##### TEXT SHOWN

Which was probably the critical date. Grant did not make it to Chattanooga until some time after the 13th and Rosecrans met him as Rosecrans departed. Grant was not in a hurry at Louisville, and recalled that he was traveling with his wife. Then all heck broke loose and Grant had to go in person to Chattanooga. Most of this got lost, as Halleck and Stanton removed material from the record that presented them in an unflattering light.
 

Rhea Cole

1st Lieutenant
Joined
Nov 2, 2019
Location
Murfreesboro, Tennessee
Some think Dana was sent as a spy. He said publicly Grant never drank. Privately he said he did. But I think- like Garfield and others- Rosecrans was a marked man. Do you think there is any evidence Grant could have done the Tullahoma and Chickamauga campaigns? Consider engineering experience. Mountain campaigning experience. Innovation accomplishments.
Dana was sent to Grant’s HQ by Stanton to check up on Grant. He was given a cover story to investigate paymasters. Nobody was fooled by the cover story. Grant’s officers openly planned to obstruct his investigation. When Grant got word of that, he ordered that Dana had full access to anything & anybody he wanted to look into. It was, of course exactly the right to do.

##########
##### DATA EXCERPTS

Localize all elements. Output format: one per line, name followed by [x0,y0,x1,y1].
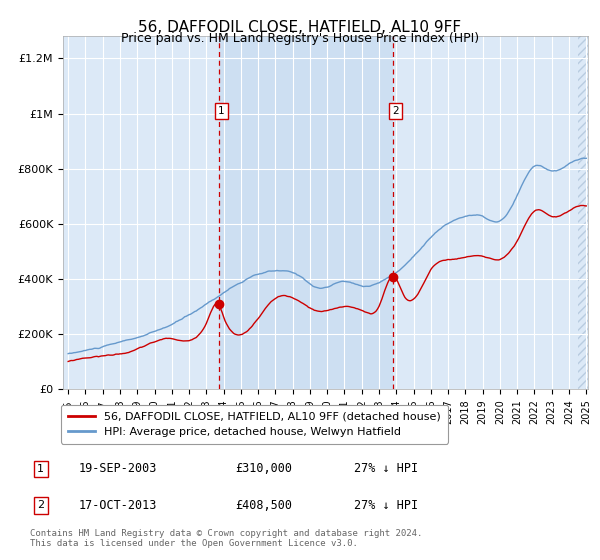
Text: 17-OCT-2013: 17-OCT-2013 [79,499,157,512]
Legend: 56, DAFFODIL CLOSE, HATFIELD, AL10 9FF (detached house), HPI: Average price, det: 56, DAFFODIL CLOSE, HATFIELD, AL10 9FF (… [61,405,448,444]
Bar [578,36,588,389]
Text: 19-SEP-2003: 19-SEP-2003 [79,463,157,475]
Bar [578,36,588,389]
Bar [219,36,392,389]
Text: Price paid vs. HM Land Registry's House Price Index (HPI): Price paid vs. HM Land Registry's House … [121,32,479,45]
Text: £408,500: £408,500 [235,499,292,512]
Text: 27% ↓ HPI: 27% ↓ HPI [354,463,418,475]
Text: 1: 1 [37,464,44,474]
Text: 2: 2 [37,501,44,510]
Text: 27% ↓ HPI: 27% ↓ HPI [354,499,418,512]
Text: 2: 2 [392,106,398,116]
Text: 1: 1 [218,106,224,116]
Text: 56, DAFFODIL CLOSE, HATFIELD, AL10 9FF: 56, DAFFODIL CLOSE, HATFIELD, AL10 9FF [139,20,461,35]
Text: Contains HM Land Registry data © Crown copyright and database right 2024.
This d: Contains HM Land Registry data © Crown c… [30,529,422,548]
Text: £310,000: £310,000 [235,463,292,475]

##########

» **CHALLENGE 1**
In the forum discussion of Grant, Rosecrans and Dana, what cover story was Dana given for his visit to Grant's headquarters?
» **CHALLENGE 2**
Continue the forum discussion of Grant, Rosecrans and Dana, starting after its final sentence.

» **RESPONSE 1**
He was given a cover story to investigate paymasters.

» **RESPONSE 2**
If you read Dana’s reports, it was no wonder that his growing admiration & respect for Grant made such an impression on Stanton & Lincoln. Dana’s telegraphic messages were sent in a private cipher. That way he side stepped the Hallecks of the world.
At Chattanooga, it is obvious that his function as Stanton/Lincoln’s eyes & ears was fully understood. He received real-time action reports & openly interviewed officers & men. There is an almost play by play quality to them. Grant made use of him as well.
The Dana as spy fallacy is one of those things that people who haven’t read Dana’s original reports front to back say.

Could Grant have pulled off both the Tullahoma Campaign & the Vicksburg Campaign at the same time? It would have taken a super hero able to shift from Mississippi to Murfreesboro instantly... which strikes me as unlikely
 

uaskme

2nd Lieutenant
Joined
Nov 9, 2016
Location
SE Tennessee
Dana was sent to Grant’s HQ by Stanton to check up on Grant. He was given a cover story to investigate paymasters. Nobody was fooled by the cover story. Grant’s officers openly planned to obstruct his investigation. When Grant got word of that, he ordered that Dana had full access to anything & anybody he wanted to look into. It was, of course exactly the right to do.
If you read Dana’s reports, it was no wonder that his growing admiration & respect for Grant made such an impression on Stanton & Lincoln. Dana’s telegraphic messages were sent in a private cipher. That way he side stepped the Hallecks of the world.
At Chattanooga, it is obvious that his function as Stanton/Lincoln’s eyes & ears was fully understood. He received real-time action reports & openly interviewed officers & men. There is an almost play by play quality to them. Grant made use of him as well.
The Dana as spy fallacy is one of those things that people who haven’t read Dana’s original reports front to back say.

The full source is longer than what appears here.